▸ **TASK PROMPT**
Copy each line holding the string "text".

▸ **DATA ENTRIES**

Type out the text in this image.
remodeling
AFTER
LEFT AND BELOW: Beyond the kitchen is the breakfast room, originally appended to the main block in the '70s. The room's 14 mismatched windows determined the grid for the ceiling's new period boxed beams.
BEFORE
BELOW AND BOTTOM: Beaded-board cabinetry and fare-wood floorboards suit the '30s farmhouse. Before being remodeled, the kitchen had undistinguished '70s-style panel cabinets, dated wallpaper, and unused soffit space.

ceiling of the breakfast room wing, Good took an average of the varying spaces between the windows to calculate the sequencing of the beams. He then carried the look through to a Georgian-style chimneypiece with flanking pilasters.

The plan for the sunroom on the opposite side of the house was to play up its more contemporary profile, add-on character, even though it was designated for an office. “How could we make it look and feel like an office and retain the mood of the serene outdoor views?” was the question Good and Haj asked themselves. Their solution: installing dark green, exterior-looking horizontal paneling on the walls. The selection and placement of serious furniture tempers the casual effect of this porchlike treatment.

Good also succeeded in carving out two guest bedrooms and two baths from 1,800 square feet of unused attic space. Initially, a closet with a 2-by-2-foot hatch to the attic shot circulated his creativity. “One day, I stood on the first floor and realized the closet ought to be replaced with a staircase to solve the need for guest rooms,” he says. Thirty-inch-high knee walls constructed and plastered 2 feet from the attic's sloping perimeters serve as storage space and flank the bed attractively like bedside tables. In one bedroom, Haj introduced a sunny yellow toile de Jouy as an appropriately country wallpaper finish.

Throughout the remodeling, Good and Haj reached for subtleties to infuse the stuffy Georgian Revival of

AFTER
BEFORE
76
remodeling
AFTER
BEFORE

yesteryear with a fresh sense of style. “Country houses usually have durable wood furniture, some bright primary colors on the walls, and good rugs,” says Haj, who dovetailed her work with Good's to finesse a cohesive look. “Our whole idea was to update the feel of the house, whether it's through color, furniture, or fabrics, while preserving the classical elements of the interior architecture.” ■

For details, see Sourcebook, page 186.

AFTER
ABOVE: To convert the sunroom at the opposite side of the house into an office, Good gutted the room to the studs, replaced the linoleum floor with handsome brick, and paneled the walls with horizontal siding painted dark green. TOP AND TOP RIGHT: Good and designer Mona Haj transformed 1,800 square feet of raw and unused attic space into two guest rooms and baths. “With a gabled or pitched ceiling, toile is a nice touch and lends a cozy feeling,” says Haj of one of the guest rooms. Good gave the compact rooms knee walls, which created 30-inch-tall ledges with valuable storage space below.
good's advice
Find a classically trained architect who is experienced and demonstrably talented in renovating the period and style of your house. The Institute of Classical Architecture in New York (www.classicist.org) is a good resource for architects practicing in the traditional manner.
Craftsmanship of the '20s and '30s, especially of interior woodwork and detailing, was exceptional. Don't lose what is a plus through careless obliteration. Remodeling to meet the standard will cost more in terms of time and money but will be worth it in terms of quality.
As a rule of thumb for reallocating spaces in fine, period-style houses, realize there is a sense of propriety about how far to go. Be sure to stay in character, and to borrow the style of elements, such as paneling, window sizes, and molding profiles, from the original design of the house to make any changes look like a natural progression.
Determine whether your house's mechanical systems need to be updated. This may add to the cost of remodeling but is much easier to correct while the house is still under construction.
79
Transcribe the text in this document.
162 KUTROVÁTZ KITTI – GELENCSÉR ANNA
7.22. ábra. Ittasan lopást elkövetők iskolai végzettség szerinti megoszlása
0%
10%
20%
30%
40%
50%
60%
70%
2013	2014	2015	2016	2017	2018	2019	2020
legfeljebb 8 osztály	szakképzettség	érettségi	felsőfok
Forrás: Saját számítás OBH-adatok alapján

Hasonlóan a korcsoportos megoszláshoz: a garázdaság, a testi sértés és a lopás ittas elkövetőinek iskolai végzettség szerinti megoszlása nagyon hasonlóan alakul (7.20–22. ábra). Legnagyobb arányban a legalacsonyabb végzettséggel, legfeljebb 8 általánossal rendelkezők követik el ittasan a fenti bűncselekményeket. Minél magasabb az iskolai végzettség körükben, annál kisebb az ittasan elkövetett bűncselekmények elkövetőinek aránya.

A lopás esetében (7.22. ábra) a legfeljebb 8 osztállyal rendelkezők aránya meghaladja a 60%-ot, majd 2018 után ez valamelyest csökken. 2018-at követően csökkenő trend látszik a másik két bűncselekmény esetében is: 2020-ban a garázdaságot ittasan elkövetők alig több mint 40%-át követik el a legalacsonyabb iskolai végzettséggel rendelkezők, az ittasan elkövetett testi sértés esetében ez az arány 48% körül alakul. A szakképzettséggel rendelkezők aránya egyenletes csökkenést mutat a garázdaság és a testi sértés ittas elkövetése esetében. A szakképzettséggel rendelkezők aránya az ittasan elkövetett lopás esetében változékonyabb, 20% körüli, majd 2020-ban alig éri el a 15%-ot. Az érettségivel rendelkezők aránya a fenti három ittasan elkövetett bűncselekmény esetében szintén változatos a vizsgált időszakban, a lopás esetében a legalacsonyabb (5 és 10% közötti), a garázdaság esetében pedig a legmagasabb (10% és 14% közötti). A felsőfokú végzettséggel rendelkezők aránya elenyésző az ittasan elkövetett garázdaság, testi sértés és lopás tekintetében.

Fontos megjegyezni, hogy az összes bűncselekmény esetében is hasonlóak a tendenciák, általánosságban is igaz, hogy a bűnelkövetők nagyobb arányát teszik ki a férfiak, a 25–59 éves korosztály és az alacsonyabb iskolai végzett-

▸ **THE RESULT**
Type out the text in this image.
Transcribe the text in this document.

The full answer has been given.